-- START Source records --

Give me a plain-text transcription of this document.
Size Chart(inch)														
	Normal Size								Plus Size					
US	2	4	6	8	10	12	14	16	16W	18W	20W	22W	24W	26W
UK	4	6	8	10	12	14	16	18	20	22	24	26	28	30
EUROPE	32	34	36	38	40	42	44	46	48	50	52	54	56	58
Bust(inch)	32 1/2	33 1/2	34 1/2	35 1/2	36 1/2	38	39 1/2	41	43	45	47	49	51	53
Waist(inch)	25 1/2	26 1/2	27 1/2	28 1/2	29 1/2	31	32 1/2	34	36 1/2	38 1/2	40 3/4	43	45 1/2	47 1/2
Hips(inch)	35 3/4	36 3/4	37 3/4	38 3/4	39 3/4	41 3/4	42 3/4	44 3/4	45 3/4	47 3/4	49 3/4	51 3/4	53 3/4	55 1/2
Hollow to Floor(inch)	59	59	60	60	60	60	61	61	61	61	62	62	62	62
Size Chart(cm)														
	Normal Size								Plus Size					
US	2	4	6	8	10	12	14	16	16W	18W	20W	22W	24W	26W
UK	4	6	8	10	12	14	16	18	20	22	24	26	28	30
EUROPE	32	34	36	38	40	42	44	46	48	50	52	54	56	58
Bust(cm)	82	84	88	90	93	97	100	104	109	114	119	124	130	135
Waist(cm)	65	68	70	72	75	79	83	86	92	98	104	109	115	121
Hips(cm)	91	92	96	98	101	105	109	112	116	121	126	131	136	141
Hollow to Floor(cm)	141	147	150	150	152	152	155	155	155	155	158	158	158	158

-- END Source records --

Write out every entry verbatim.

The output:
Give me a plain-text transcription of this document.
Size Chart(inch)														
	Normal Size								Plus Size					
US	2	4	6	8	10	12	14	16	16W	18W	20W	22W	24W	26W
UK	4	6	8	10	12	14	16	18	20	22	24	26	28	30
EUROPE	32	34	36	38	40	42	44	46	48	50	52	54	56	58
Bust(inch)	32 1/2	33 1/2	34 1/2	35 1/2	36 1/2	38	39 1/2	41	43	45	47	49	51	53
Waist(inch)	25 1/2	26 1/2	27 1/2	28 1/2	29 1/2	31	32 1/2	34	36 1/2	38 1/2	40 3/4	43	45 1/2	47 1/2
Hips(inch)	35 3/4	36 3/4	37 3/4	38 3/4	39 3/4	41 3/4	42 3/4	44 3/4	45 3/4	47 3/4	49 3/4	51 3/4	53 3/4	55 1/2
Hollow to Floor(inch)	59	59	60	60	60	60	61	61	61	61	62	62	62	62
Size Chart(cm)														
	Normal Size								Plus Size					
US	2	4	6	8	10	12	14	16	16W	18W	20W	22W	24W	26W
UK	4	6	8	10	12	14	16	18	20	22	24	26	28	30
EUROPE	32	34	36	38	40	42	44	46	48	50	52	54	56	58
Bust(cm)	82	84	88	90	93	97	100	104	109	114	119	124	130	135
Waist(cm)	65	68	70	72	75	79	83	86	92	98	104	109	115	121
Hips(cm)	91	92	96	98	101	105	109	112	116	121	126	131	136	141
Hollow to Floor(cm)	141	147	150	150	152	152	155	155	155	155	158	158	158	158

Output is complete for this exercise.